◆ Dataset entries on figures ◆
========

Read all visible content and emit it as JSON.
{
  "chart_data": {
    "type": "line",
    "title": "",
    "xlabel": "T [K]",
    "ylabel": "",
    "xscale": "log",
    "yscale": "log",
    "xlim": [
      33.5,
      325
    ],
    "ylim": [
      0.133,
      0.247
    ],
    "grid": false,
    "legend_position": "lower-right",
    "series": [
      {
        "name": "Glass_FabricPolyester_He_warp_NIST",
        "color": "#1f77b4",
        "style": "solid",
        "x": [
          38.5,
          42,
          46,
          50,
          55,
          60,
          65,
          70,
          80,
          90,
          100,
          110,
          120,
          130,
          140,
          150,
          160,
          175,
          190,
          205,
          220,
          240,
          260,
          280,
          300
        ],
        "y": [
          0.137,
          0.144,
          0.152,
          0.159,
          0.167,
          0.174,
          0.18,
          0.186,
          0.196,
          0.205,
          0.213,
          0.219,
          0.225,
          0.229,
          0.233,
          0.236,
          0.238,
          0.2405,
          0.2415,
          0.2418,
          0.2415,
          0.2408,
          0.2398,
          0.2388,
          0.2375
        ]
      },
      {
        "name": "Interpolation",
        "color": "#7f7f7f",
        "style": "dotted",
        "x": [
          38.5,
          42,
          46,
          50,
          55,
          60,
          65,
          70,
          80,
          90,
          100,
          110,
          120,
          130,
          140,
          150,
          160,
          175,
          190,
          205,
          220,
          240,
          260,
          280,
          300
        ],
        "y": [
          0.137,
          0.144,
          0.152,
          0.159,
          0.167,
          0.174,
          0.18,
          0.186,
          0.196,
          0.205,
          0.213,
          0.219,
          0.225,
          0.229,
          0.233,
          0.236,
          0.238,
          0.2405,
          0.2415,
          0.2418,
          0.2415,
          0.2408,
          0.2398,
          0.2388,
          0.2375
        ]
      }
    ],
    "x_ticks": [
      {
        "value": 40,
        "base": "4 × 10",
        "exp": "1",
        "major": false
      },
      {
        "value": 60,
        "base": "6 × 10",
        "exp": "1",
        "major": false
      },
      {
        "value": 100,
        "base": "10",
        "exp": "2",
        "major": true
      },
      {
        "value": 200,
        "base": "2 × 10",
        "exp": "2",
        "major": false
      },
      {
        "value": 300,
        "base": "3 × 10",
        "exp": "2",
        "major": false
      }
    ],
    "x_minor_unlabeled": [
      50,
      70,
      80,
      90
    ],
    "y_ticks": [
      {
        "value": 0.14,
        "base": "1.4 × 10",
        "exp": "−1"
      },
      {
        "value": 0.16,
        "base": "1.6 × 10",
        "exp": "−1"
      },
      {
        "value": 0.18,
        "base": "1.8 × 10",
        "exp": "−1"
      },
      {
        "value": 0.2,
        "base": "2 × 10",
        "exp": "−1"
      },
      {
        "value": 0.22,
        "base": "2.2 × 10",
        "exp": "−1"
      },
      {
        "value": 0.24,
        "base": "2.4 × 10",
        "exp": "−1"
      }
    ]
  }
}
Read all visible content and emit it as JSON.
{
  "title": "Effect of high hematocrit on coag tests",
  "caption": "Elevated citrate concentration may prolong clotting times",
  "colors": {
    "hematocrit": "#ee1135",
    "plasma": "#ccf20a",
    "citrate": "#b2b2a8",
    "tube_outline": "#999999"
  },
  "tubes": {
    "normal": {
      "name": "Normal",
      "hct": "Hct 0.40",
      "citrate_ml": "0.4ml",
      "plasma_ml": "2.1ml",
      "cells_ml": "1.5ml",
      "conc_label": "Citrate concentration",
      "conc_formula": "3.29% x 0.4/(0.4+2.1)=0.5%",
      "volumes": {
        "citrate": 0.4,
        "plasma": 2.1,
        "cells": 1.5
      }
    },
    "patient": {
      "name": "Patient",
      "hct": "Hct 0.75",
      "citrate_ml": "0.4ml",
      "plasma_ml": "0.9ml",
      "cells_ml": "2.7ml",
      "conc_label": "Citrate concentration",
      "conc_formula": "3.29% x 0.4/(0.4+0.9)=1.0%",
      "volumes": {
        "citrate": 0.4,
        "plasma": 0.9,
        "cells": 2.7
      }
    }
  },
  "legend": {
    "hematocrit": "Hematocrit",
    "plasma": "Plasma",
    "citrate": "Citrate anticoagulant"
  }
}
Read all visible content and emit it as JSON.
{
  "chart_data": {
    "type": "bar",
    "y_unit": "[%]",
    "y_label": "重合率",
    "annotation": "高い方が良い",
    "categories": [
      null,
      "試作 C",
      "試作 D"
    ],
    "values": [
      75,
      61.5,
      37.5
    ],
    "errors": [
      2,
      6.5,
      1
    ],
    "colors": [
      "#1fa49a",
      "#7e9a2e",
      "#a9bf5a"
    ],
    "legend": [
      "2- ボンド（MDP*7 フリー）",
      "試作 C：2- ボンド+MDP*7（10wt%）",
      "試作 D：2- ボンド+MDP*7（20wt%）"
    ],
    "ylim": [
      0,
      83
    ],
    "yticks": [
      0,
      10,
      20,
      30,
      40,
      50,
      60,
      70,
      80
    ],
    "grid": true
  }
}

========

◆ Problem details ◆
Please give back all of the records exactly as written.

◆ Final result ◆
Read all visible content and emit it as JSON.
{
  "chart_data": {
    "type": "line",
    "title": "",
    "xlabel": "T [K]",
    "ylabel": "",
    "xscale": "log",
    "yscale": "log",
    "xlim": [
      33.5,
      325
    ],
    "ylim": [
      0.133,
      0.247
    ],
    "grid": false,
    "legend_position": "lower-right",
    "series": [
      {
        "name": "Glass_FabricPolyester_He_warp_NIST",
        "color": "#1f77b4",
        "style": "solid",
        "x": [
          38.5,
          42,
          46,
          50,
          55,
          60,
          65,
          70,
          80,
          90,
          100,
          110,
          120,
          130,
          140,
          150,
          160,
          175,
          190,
          205,
          220,
          240,
          260,
          280,
          300
        ],
        "y": [
          0.137,
          0.144,
          0.152,
          0.159,
          0.167,
          0.174,
          0.18,
          0.186,
          0.196,
          0.205,
          0.213,
          0.219,
          0.225,
          0.229,
          0.233,
          0.236,
          0.238,
          0.2405,
          0.2415,
          0.2418,
          0.2415,
          0.2408,
          0.2398,
          0.2388,
          0.2375
        ]
      },
      {
        "name": "Interpolation",
        "color": "#7f7f7f",
        "style": "dotted",
        "x": [
          38.5,
          42,
          46,
          50,
          55,
          60,
          65,
          70,
          80,
          90,
          100,
          110,
          120,
          130,
          140,
          150,
          160,
          175,
          190,
          205,
          220,
          240,
          260,
          280,
          300
        ],
        "y": [
          0.137,
          0.144,
          0.152,
          0.159,
          0.167,
          0.174,
          0.18,
          0.186,
          0.196,
          0.205,
          0.213,
          0.219,
          0.225,
          0.229,
          0.233,
          0.236,
          0.238,
          0.2405,
          0.2415,
          0.2418,
          0.2415,
          0.2408,
          0.2398,
          0.2388,
          0.2375
        ]
      }
    ],
    "x_ticks": [
      {
        "value": 40,
        "base": "4 × 10",
        "exp": "1",
        "major": false
      },
      {
        "value": 60,
        "base": "6 × 10",
        "exp": "1",
        "major": false
      },
      {
        "value": 100,
        "base": "10",
        "exp": "2",
        "major": true
      },
      {
        "value": 200,
        "base": "2 × 10",
        "exp": "2",
        "major": false
      },
      {
        "value": 300,
        "base": "3 × 10",
        "exp": "2",
        "major": false
      }
    ],
    "x_minor_unlabeled": [
      50,
      70,
      80,
      90
    ],
    "y_ticks": [
      {
        "value": 0.14,
        "base": "1.4 × 10",
        "exp": "−1"
      },
      {
        "value": 0.16,
        "base": "1.6 × 10",
        "exp": "−1"
      },
      {
        "value": 0.18,
        "base": "1.8 × 10",
        "exp": "−1"
      },
      {
        "value": 0.2,
        "base": "2 × 10",
        "exp": "−1"
      },
      {
        "value": 0.22,
        "base": "2.2 × 10",
        "exp": "−1"
      },
      {
        "value": 0.24,
        "base": "2.4 × 10",
        "exp": "−1"
      }
    ]
  }
}
Read all visible content and emit it as JSON.
{
  "title": "Effect of high hematocrit on coag tests",
  "caption": "Elevated citrate concentration may prolong clotting times",
  "colors": {
    "hematocrit": "#ee1135",
    "plasma": "#ccf20a",
    "citrate": "#b2b2a8",
    "tube_outline": "#999999"
  },
  "tubes": {
    "normal": {
      "name": "Normal",
      "hct": "Hct 0.40",
      "citrate_ml": "0.4ml",
      "plasma_ml": "2.1ml",
      "cells_ml": "1.5ml",
      "conc_label": "Citrate concentration",
      "conc_formula": "3.29% x 0.4/(0.4+2.1)=0.5%",
      "volumes": {
        "citrate": 0.4,
        "plasma": 2.1,
        "cells": 1.5
      }
    },
    "patient": {
      "name": "Patient",
      "hct": "Hct 0.75",
      "citrate_ml": "0.4ml",
      "plasma_ml": "0.9ml",
      "cells_ml": "2.7ml",
      "conc_label": "Citrate concentration",
      "conc_formula": "3.29% x 0.4/(0.4+0.9)=1.0%",
      "volumes": {
        "citrate": 0.4,
        "plasma": 0.9,
        "cells": 2.7
      }
    }
  },
  "legend": {
    "hematocrit": "Hematocrit",
    "plasma": "Plasma",
    "citrate": "Citrate anticoagulant"
  }
}
Read all visible content and emit it as JSON.
{
  "chart_data": {
    "type": "bar",
    "y_unit": "[%]",
    "y_label": "重合率",
    "annotation": "高い方が良い",
    "categories": [
      null,
      "試作 C",
      "試作 D"
    ],
    "values": [
      75,
      61.5,
      37.5
    ],
    "errors": [
      2,
      6.5,
      1
    ],
    "colors": [
      "#1fa49a",
      "#7e9a2e",
      "#a9bf5a"
    ],
    "legend": [
      "2- ボンド（MDP*7 フリー）",
      "試作 C：2- ボンド+MDP*7（10wt%）",
      "試作 D：2- ボンド+MDP*7（20wt%）"
    ],
    "ylim": [
      0,
      83
    ],
    "yticks": [
      0,
      10,
      20,
      30,
      40,
      50,
      60,
      70,
      80
    ],
    "grid": true
  }
}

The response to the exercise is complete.